** begin DATASET **
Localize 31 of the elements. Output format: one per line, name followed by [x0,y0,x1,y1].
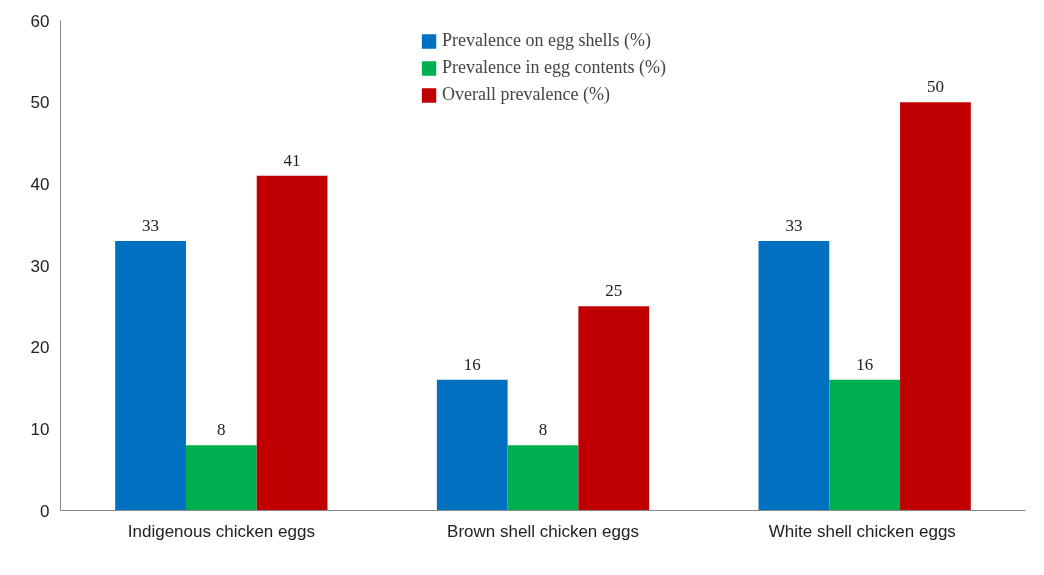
bar [507,445,579,511]
x-tick-label: Brown shell chicken eggs [447,521,639,541]
data-label: 8 [217,420,226,440]
bar [578,306,650,511]
bar [436,379,508,511]
bar [185,445,257,511]
y-tick-label: 30 [30,256,50,276]
data-label: 16 [463,354,481,374]
data-label: 33 [785,216,803,235]
legend-label: Prevalence in egg contents (%) [442,57,666,78]
legend-label: Prevalence on egg shells (%) [442,30,651,51]
x-tick-label: White shell chicken eggs [768,521,956,541]
data-label: 8 [538,420,548,440]
data-label: 16 [856,354,874,374]
y-tick-label: 10 [30,419,50,439]
data-label: 25 [605,281,623,301]
bar [829,379,901,511]
bar [115,241,186,511]
bar [256,175,328,511]
data-label: 33 [142,216,160,235]
data-label: 50 [926,77,944,97]
bar [758,241,830,511]
bar [900,102,971,511]
y-tick-label: 40 [30,174,50,194]
legend-label: Overall prevalence (%) [442,84,610,105]
y-tick-label: 20 [30,338,50,358]
y-tick-label: 0 [40,501,50,521]
x-tick-label: Indigenous chicken eggs [127,521,315,541]
y-tick-label: 60 [30,11,50,31]
y-tick-label: 50 [30,93,50,113]
data-label: 41 [283,150,301,170]
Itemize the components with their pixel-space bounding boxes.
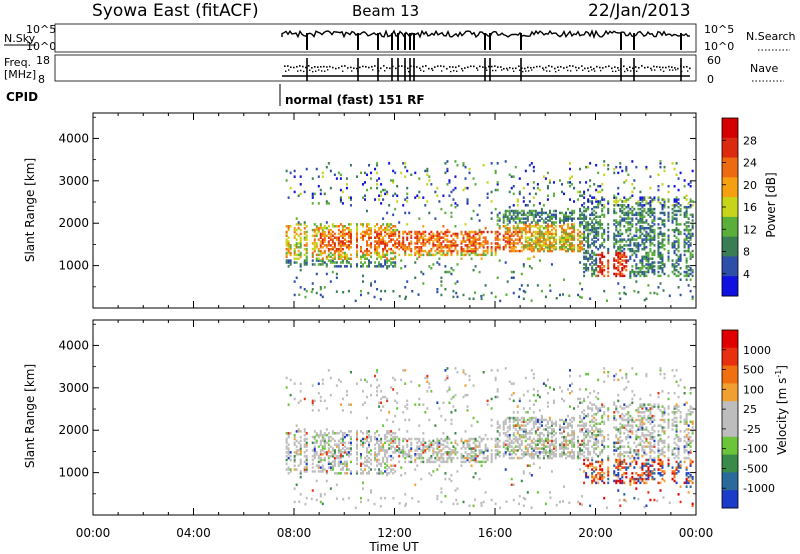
- colorbar-segment: [722, 256, 738, 277]
- nsearch-label: N.Search: [746, 30, 796, 43]
- colorbar-tick-label: 4: [743, 268, 750, 281]
- colorbar-segment: [722, 436, 738, 456]
- colorbar-segment: [722, 177, 738, 198]
- colorbar-segment: [722, 472, 738, 491]
- x-tick-labels: 00:00 04:00 08:00 12:00 16:00 20:00 00:00: [76, 113, 714, 540]
- colorbar-segment: [722, 454, 738, 473]
- x-tick-label: 20:00: [578, 526, 613, 540]
- nsky-tick-low: 10^0: [26, 40, 56, 53]
- nave-label: Nave: [750, 62, 778, 75]
- y-tick-label: 1000: [58, 466, 89, 480]
- colorbar-segment: [722, 401, 738, 420]
- colorbar-tick-label: 25: [743, 403, 757, 416]
- x-tick-label: 12:00: [377, 526, 412, 540]
- power-panel: Slant Range [km] 1000 2000 3000 4000: [23, 112, 697, 309]
- frequency-trace: [284, 65, 691, 73]
- colorbar-tick-label: 100: [743, 383, 764, 396]
- freq-tick-low: 8: [38, 73, 45, 86]
- y-tick-label: 3000: [58, 174, 89, 188]
- velocity-scatter: [285, 367, 694, 510]
- y-tick-label: 4000: [58, 131, 89, 145]
- colorbar-segment: [722, 236, 738, 257]
- colorbar-tick-label: 8: [743, 246, 750, 259]
- colorbar-tick-label: -1000: [743, 482, 775, 495]
- power-colorbar: 28 24 20 16 12 8 4 Power [dB]: [721, 117, 778, 297]
- x-tick-label: 08:00: [277, 526, 312, 540]
- colorbar-segment: [722, 276, 738, 297]
- power-yticks: 1000 2000 3000 4000: [58, 116, 696, 288]
- colorbar-segment: [722, 419, 738, 438]
- colorbar-tick-label: -100: [743, 443, 768, 456]
- colorbar-segment: [722, 197, 738, 218]
- power-ylabel: Slant Range [km]: [23, 158, 37, 262]
- colorbar-segment: [722, 383, 738, 402]
- x-tick-label: 16:00: [478, 526, 513, 540]
- power-scatter: [285, 160, 694, 303]
- colorbar-segment: [722, 216, 738, 238]
- y-tick-label: 1000: [58, 259, 89, 273]
- nsky-strip: N.Sky 10^5 10^0 10^5 10^0 N.Search: [4, 23, 796, 81]
- velocity-yticks: 1000 2000 3000 4000: [58, 323, 696, 495]
- power-colorbar-label: Power [dB]: [764, 172, 778, 237]
- colorbar-tick-label: 24: [743, 157, 757, 170]
- beam-title: Beam 13: [352, 2, 419, 20]
- date-title: 22/Jan/2013: [588, 1, 691, 21]
- x-axis-label: Time UT: [368, 540, 419, 554]
- velocity-colorbar-label: Velocity [m s-1]: [774, 365, 789, 455]
- y-tick-label: 4000: [58, 338, 89, 352]
- velocity-colorbar: 1000 500 100 25 -25 -100 -500 -1000 Velocity [m…: [721, 329, 789, 509]
- nsky-label: N.Sky: [4, 32, 36, 45]
- y-tick-label: 2000: [58, 423, 89, 437]
- x-tick-label: 04:00: [176, 526, 211, 540]
- colorbar-tick-label: 12: [743, 223, 757, 236]
- colorbar-tick-label: 16: [743, 201, 757, 214]
- nsearch-tick-low: 10^0: [704, 40, 734, 53]
- y-tick-label: 2000: [58, 216, 89, 230]
- freq-label: Freq.: [4, 56, 31, 69]
- cpid-label: CPID: [6, 90, 38, 104]
- cpid-text: normal (fast) 151 RF: [285, 93, 425, 107]
- colorbar-segment: [722, 490, 738, 509]
- y-tick-label: 3000: [58, 381, 89, 395]
- freq-strip: Freq. [MHz] 18 8 60 0 Nave: [4, 54, 784, 86]
- colorbar-tick-label: 1000: [743, 344, 771, 357]
- freq-unit: [MHz]: [4, 68, 36, 81]
- colorbar-tick-label: 20: [743, 179, 757, 192]
- colorbar-tick-label: 500: [743, 364, 764, 377]
- colorbar-segment: [722, 118, 738, 139]
- nave-tick-low: 0: [707, 73, 714, 86]
- colorbar-segment: [722, 157, 738, 178]
- colorbar-tick-label: -25: [743, 423, 761, 436]
- colorbar-segment: [722, 347, 738, 367]
- nsky-dropouts: [306, 33, 682, 81]
- freq-tick-high: 18: [36, 54, 50, 67]
- x-tick-label: 00:00: [76, 526, 111, 540]
- nave-tick-high: 60: [707, 54, 721, 67]
- nsky-tick-high: 10^5: [26, 23, 56, 36]
- colorbar-segment: [722, 330, 738, 349]
- nsearch-tick-high: 10^5: [704, 23, 734, 36]
- colorbar-tick-label: 28: [743, 134, 757, 147]
- colorbar-segment: [722, 137, 738, 159]
- station-title: Syowa East (fitACF): [92, 1, 259, 21]
- colorbar-tick-label: -500: [743, 462, 768, 475]
- velocity-ylabel: Slant Range [km]: [23, 364, 37, 468]
- colorbar-segment: [722, 365, 738, 384]
- x-tick-label: 00:00: [679, 526, 714, 540]
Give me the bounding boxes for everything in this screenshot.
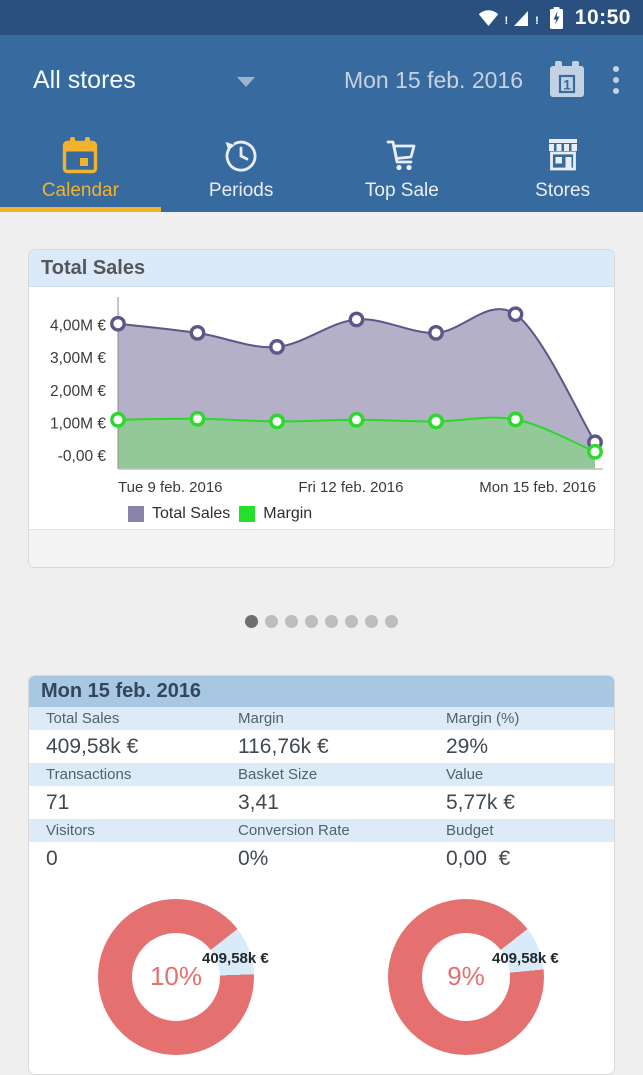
status-time: 10:50: [574, 5, 631, 29]
stat-label: Margin (%): [446, 710, 520, 727]
donut-percent-label: 10%: [149, 961, 203, 991]
battery-charging-icon: [549, 6, 563, 29]
page-dot-2[interactable]: [285, 615, 298, 628]
page-dot-7[interactable]: [385, 615, 398, 628]
store-selector-label: All stores: [33, 65, 136, 94]
page-indicator: [0, 615, 643, 629]
day-detail-card: Mon 15 feb. 2016 Total Sales Margin Marg…: [28, 675, 615, 1075]
donut-chart-right: 409,58k € 9%: [388, 899, 559, 1055]
tab-top-sale[interactable]: Top Sale: [322, 125, 483, 212]
stat-value: 71: [46, 790, 70, 814]
chart-legend: Total Sales Margin: [128, 499, 614, 529]
tab-periods-label: Periods: [208, 180, 274, 201]
page-dot-5[interactable]: [345, 615, 358, 628]
stat-value-row: 71 3,41 5,77k €: [29, 786, 614, 819]
tab-calendar[interactable]: Calendar: [0, 125, 161, 212]
donut-value-label: 409,58k €: [202, 950, 269, 967]
cellular-exclamation: !: [535, 14, 539, 27]
active-tab-indicator: [0, 207, 161, 212]
page-dot-4[interactable]: [325, 615, 338, 628]
legend-label-margin: Margin: [263, 505, 313, 522]
stat-value: 0%: [238, 846, 269, 870]
app-bar: All stores Mon 15 feb. 2016 1: [0, 35, 643, 125]
tab-top-sale-label: Top Sale: [364, 180, 439, 201]
stat-label: Basket Size: [238, 766, 318, 783]
svg-text:4,00M €: 4,00M €: [50, 318, 106, 335]
page-dot-0[interactable]: [245, 615, 258, 628]
cart-icon: [381, 134, 423, 178]
tab-stores[interactable]: Stores: [482, 125, 643, 212]
stat-label: Budget: [446, 822, 494, 839]
svg-text:1,00M €: 1,00M €: [50, 416, 106, 433]
stat-value: 409,58k €: [46, 734, 139, 758]
svg-text:3,00M €: 3,00M €: [50, 350, 106, 367]
legend-swatch-total-sales: [128, 506, 144, 522]
donut-value-label: 409,58k €: [492, 950, 559, 967]
legend-label-total-sales: Total Sales: [152, 505, 231, 522]
x-tick-label: Mon 15 feb. 2016: [479, 478, 596, 496]
legend-swatch-margin: [239, 506, 256, 522]
wifi-warning-icon: [479, 10, 499, 26]
page-dot-1[interactable]: [265, 615, 278, 628]
cellular-warning-icon: [514, 11, 529, 26]
stat-value: 5,77k €: [446, 790, 515, 814]
donut-percent-label: 9%: [447, 961, 485, 991]
stat-label: Total Sales: [46, 710, 120, 727]
legend-item-total-sales: Total Sales: [128, 505, 230, 523]
chart-x-axis-labels: Tue 9 feb. 2016 Fri 12 feb. 2016 Mon 15 …: [118, 475, 596, 499]
stat-value: 0: [46, 846, 58, 870]
page-dot-3[interactable]: [305, 615, 318, 628]
page-dot-6[interactable]: [365, 615, 378, 628]
stat-value: 116,76k €: [238, 734, 329, 758]
tab-calendar-label: Calendar: [41, 180, 119, 201]
tab-periods[interactable]: Periods: [161, 125, 322, 212]
history-clock-icon: [221, 134, 261, 178]
store-selector-dropdown[interactable]: All stores: [33, 66, 255, 95]
svg-text:-0,00 €: -0,00 €: [58, 448, 107, 465]
x-tick-label: Fri 12 feb. 2016: [298, 478, 404, 496]
x-tick-label: Tue 9 feb. 2016: [118, 478, 223, 496]
day-detail-card-title: Mon 15 feb. 2016: [29, 676, 614, 707]
stat-value: 0,00 €: [446, 846, 511, 870]
stat-label: Transactions: [46, 766, 132, 783]
overflow-menu-icon[interactable]: [611, 62, 621, 98]
donut-charts-row: 409,58k € 10% 409,58k € 9%: [29, 899, 614, 1055]
stat-label-row: Total Sales Margin Margin (%): [29, 707, 614, 730]
calendar-day-icon[interactable]: 1: [547, 61, 587, 99]
tab-bar: Calendar Periods Top Sale: [0, 125, 643, 212]
total-sales-card-title: Total Sales: [29, 250, 614, 287]
selected-date-label[interactable]: Mon 15 feb. 2016: [343, 66, 523, 93]
stat-label: Margin: [238, 710, 284, 727]
stat-value: 3,41: [238, 790, 279, 814]
chevron-down-icon: [237, 77, 255, 87]
tab-stores-label: Stores: [535, 180, 591, 201]
svg-text:2,00M €: 2,00M €: [50, 383, 106, 400]
calendar-icon: [60, 134, 100, 178]
card-footer-strip: [29, 529, 614, 567]
sales-area-chart: 4,00M € 3,00M € 2,00M € 1,00M € -0,00 €: [50, 297, 603, 470]
status-bar: ! ! 10:50: [0, 0, 643, 35]
stat-label: Visitors: [46, 822, 95, 839]
svg-text:1: 1: [563, 77, 571, 93]
donut-chart-left: 409,58k € 10%: [98, 899, 269, 1055]
stat-value: 29%: [446, 734, 489, 758]
stat-value-row: 0 0% 0,00 €: [29, 842, 614, 875]
stat-label: Conversion Rate: [238, 822, 350, 839]
stat-label: Value: [446, 766, 484, 783]
legend-item-margin: Margin: [239, 505, 312, 523]
stat-value-row: 409,58k € 116,76k € 29%: [29, 730, 614, 763]
store-icon: [543, 134, 583, 178]
total-sales-card: Total Sales 4,00M € 3,00M € 2,00M € 1,00M €…: [28, 249, 615, 568]
stat-label-row: Transactions Basket Size Value: [29, 763, 614, 786]
stat-label-row: Visitors Conversion Rate Budget: [29, 819, 614, 842]
wifi-exclamation: !: [504, 14, 509, 27]
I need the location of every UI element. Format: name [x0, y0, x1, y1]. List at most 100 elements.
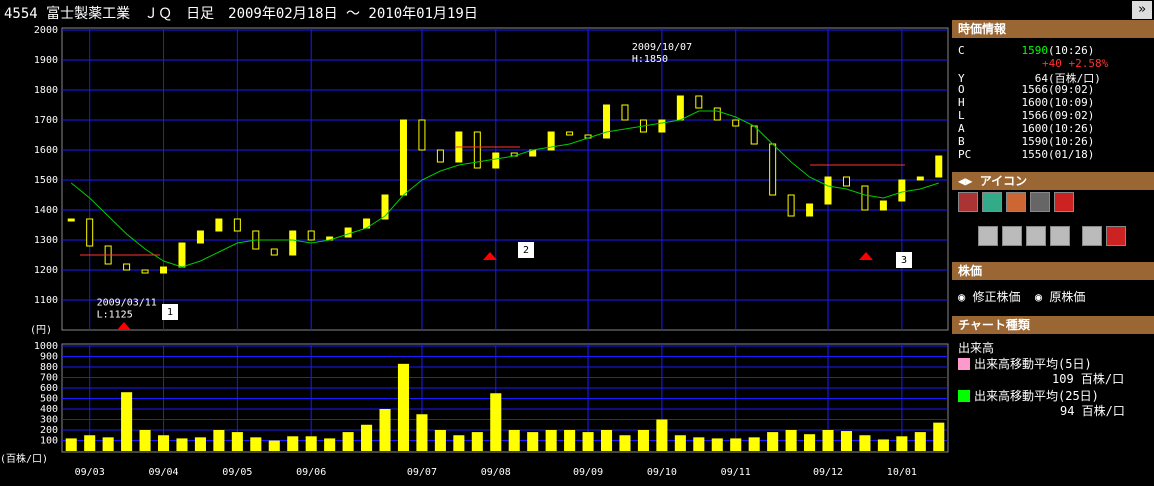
event-marker	[518, 242, 534, 258]
x-tick-label: 09/05	[222, 467, 252, 478]
volume-bar	[361, 424, 373, 451]
quote-value: 1600	[1021, 122, 1049, 135]
quote-time: (01/18)	[1048, 148, 1095, 161]
y-tick-label: 900	[40, 352, 58, 363]
volume-bar	[250, 437, 262, 451]
volume-bar	[231, 432, 243, 451]
volume-bar	[157, 435, 170, 451]
radio-label: 原株価	[1049, 290, 1086, 304]
candle	[473, 131, 481, 169]
x-tick-label: 09/12	[813, 467, 843, 478]
quote-value: 64	[1034, 72, 1048, 85]
icon-button[interactable]	[1054, 192, 1074, 212]
y-tick-label: 1500	[34, 175, 58, 186]
quote-time: (10:26)	[1048, 135, 1095, 148]
tool-button[interactable]	[1002, 226, 1022, 246]
icon-button[interactable]	[958, 192, 978, 212]
candle	[123, 263, 131, 271]
chart: 1100120013001400150016001700180019002000…	[0, 25, 949, 478]
radio[interactable]: ◉ 修正株価	[958, 290, 1021, 304]
candle	[270, 248, 278, 256]
candle	[824, 176, 832, 205]
y-tick-label: 1400	[34, 205, 58, 216]
candle	[787, 194, 795, 217]
candle	[879, 200, 887, 211]
annotation: 2009/03/11	[97, 298, 157, 309]
volume-bar	[453, 435, 465, 451]
y-tick-label: 700	[40, 373, 58, 384]
volume-bar	[121, 392, 133, 451]
candle	[436, 149, 444, 163]
event-marker	[162, 304, 178, 320]
y-tick-label: 1900	[34, 55, 58, 66]
volume-bar	[674, 435, 686, 451]
quote-value: 1566	[1021, 109, 1049, 122]
quote-label: C	[958, 44, 965, 57]
tool-button[interactable]	[978, 226, 998, 246]
x-tick-label: 09/04	[148, 467, 178, 478]
volume-bar	[416, 414, 428, 451]
candle	[418, 119, 426, 151]
x-tick-label: 09/11	[721, 467, 751, 478]
radio[interactable]: ◉ 原株価	[1034, 290, 1086, 304]
tool-button[interactable]	[1026, 226, 1046, 246]
volume-bar	[176, 438, 188, 451]
candle	[141, 269, 149, 274]
quote-change: +40 +2.58%	[1042, 57, 1109, 70]
icon-button[interactable]	[982, 192, 1002, 212]
volume-bar	[471, 432, 483, 451]
quote-row: C 1590(10:26)	[958, 44, 1094, 57]
quote-time: (10:09)	[1048, 96, 1095, 109]
y-tick-label: 1600	[34, 145, 58, 156]
x-tick-label: 09/06	[296, 467, 326, 478]
y-tick-label: 1000	[34, 341, 58, 352]
expand-button[interactable]: »	[1132, 1, 1152, 19]
y-tick-label: 1700	[34, 115, 58, 126]
volume-bar	[914, 432, 926, 451]
candle	[492, 152, 500, 169]
volume-bar	[490, 393, 502, 451]
volume-bar	[693, 437, 705, 451]
candle	[935, 155, 943, 178]
panel-header: チャート種類	[952, 316, 1154, 334]
y-tick-label: 600	[40, 383, 58, 394]
volume-bar	[785, 430, 797, 451]
volume-bar	[822, 430, 834, 451]
signal-arrow	[117, 322, 131, 330]
volume-bar	[619, 435, 631, 451]
quote-row: A 1600(10:26)	[958, 122, 1094, 135]
tool-button[interactable]	[1082, 226, 1102, 246]
candle	[658, 119, 666, 133]
volume-bar	[194, 437, 206, 451]
quote-label: L	[958, 109, 965, 122]
volume-bar	[804, 434, 816, 451]
y-tick-label: 2000	[34, 25, 58, 36]
signal-arrow	[483, 252, 497, 260]
x-tick-label: 09/09	[573, 467, 603, 478]
candle	[215, 218, 223, 232]
panel-title: アイコン	[979, 174, 1028, 188]
volume-bar	[545, 430, 557, 451]
candle	[196, 230, 204, 244]
event-marker-label: 2	[523, 245, 529, 256]
quote-row: B 1590(10:26)	[958, 135, 1094, 148]
tool-button[interactable]	[1050, 226, 1070, 246]
chart-type-label: 出来高	[958, 341, 995, 355]
event-marker	[896, 252, 912, 268]
candle	[769, 143, 777, 196]
candle	[307, 230, 315, 241]
icon-button[interactable]	[1006, 192, 1026, 212]
volume-bar	[933, 422, 945, 451]
tool-button[interactable]	[1106, 226, 1126, 246]
volume-bar	[213, 430, 225, 451]
candle	[695, 95, 703, 109]
y-tick-label: 100	[40, 436, 58, 447]
quote-value: 1590	[1021, 44, 1049, 57]
candle	[67, 218, 75, 222]
icon-button[interactable]	[1030, 192, 1050, 212]
volume-bar	[84, 435, 96, 451]
annotation: 2009/10/07	[632, 42, 692, 53]
side-panel: 時価情報 C 1590(10:26) +40 +2.58% Y 64(百株/口) O 1…	[952, 20, 1154, 486]
volume-bar	[748, 437, 760, 451]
** end DATASET **
REQUIREMENT
Transcribe the items from the line containing "- colorbar-segment: [722, 256, 738, 277]" through the line containing "- colorbar-segment: [722, 472, 738, 491]", inclusive, reproducing each line exactly.

EXERCISE RESPONSE
- colorbar-segment: [722, 256, 738, 277]
- nsearch-label: N.Search: [746, 30, 796, 43]
- colorbar-tick-label: 4: [743, 268, 750, 281]
- colorbar-segment: [722, 436, 738, 456]
- colorbar-segment: [722, 177, 738, 198]
- colorbar-segment: [722, 472, 738, 491]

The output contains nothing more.